→ **Exercise details**: Search the material below for the word "Width" and copy every line in which it occurs.

********************

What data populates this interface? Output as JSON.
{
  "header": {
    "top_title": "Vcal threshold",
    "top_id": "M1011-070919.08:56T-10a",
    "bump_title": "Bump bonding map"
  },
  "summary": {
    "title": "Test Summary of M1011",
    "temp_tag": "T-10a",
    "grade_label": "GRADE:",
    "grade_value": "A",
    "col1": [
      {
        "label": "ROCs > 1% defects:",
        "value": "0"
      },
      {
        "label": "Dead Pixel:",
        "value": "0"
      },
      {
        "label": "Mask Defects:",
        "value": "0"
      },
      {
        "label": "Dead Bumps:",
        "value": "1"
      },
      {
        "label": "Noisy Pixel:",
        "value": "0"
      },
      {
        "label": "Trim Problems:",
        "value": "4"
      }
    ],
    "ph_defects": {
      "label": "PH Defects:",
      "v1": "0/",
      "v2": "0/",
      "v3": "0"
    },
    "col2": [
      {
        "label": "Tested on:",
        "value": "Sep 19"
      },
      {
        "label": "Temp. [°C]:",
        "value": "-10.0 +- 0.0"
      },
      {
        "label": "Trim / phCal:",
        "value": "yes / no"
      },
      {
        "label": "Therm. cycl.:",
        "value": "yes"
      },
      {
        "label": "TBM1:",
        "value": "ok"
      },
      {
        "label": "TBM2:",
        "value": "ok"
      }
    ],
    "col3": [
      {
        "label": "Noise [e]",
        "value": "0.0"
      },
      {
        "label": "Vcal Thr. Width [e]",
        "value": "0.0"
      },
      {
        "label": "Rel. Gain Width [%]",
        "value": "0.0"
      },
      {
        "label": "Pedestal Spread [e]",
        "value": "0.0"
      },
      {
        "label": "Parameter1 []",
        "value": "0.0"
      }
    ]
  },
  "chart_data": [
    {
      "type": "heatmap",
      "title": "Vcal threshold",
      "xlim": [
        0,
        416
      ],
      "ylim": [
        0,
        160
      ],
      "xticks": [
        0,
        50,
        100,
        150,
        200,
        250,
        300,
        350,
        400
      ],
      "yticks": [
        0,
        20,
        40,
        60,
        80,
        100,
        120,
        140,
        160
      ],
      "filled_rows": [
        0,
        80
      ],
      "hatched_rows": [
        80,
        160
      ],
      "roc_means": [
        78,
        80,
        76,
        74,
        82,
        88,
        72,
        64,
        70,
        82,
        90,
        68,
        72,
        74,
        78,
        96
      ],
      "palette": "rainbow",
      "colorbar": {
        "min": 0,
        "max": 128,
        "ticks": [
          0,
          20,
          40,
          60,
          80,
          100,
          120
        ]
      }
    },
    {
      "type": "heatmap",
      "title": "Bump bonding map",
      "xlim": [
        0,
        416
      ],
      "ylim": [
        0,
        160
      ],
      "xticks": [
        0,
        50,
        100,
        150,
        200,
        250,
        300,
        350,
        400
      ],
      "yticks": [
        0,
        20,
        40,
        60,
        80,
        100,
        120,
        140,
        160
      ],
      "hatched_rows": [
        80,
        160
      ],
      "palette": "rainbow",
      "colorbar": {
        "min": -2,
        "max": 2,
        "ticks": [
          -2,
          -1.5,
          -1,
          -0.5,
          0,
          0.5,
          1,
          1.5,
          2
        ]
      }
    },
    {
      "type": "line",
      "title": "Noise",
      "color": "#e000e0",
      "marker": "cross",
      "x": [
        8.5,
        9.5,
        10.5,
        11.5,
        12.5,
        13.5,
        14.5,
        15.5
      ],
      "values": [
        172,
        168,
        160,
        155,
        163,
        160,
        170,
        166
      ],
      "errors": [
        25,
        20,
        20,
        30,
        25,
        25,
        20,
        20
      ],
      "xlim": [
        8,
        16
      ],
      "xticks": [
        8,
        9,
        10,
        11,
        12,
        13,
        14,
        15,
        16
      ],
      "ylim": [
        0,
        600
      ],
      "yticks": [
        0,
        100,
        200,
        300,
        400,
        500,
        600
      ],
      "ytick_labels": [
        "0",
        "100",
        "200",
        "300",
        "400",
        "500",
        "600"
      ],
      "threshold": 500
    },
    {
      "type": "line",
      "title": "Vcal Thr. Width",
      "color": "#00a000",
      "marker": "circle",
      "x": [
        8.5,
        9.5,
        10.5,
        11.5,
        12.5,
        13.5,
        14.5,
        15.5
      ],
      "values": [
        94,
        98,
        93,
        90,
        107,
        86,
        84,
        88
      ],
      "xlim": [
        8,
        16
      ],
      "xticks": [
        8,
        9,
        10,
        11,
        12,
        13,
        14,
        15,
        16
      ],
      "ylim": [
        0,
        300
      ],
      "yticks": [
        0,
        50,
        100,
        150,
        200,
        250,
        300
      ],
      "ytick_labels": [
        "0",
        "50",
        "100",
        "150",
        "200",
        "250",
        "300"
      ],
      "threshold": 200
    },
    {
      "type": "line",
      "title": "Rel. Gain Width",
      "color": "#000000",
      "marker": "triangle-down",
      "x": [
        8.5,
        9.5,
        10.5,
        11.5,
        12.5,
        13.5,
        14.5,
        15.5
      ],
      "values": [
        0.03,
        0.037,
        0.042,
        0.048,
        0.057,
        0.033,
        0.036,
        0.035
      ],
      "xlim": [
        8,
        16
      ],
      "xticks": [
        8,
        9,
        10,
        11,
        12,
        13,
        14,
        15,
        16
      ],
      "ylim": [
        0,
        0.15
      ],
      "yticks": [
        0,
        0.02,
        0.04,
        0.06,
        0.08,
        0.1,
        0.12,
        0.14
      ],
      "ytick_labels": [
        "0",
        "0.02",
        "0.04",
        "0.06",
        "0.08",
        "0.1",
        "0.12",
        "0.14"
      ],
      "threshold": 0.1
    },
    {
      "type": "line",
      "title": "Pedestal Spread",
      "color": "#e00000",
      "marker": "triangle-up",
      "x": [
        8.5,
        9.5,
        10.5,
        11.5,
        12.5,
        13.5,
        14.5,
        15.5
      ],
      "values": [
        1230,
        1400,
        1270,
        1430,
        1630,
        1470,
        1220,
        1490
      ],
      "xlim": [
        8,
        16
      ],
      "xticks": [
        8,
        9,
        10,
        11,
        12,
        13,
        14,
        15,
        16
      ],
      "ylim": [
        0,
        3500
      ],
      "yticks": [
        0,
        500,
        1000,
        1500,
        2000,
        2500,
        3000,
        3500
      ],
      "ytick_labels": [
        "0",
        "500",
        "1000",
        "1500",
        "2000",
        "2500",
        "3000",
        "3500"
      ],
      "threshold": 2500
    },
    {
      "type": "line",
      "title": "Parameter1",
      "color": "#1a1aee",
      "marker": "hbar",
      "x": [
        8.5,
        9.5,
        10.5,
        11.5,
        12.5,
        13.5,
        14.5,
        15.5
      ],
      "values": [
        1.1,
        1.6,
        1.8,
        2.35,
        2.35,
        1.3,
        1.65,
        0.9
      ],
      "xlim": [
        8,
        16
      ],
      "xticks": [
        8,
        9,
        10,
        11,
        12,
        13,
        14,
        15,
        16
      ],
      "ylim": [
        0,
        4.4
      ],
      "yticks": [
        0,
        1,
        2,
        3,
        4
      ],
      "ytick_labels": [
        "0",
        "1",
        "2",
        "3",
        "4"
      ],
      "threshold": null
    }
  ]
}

********************

→ **Exercise result**:
        "label": "Vcal Thr. Width [e]",
        "label": "Rel. Gain Width [%]",
      "title": "Vcal Thr. Width",
      "title": "Rel. Gain Width",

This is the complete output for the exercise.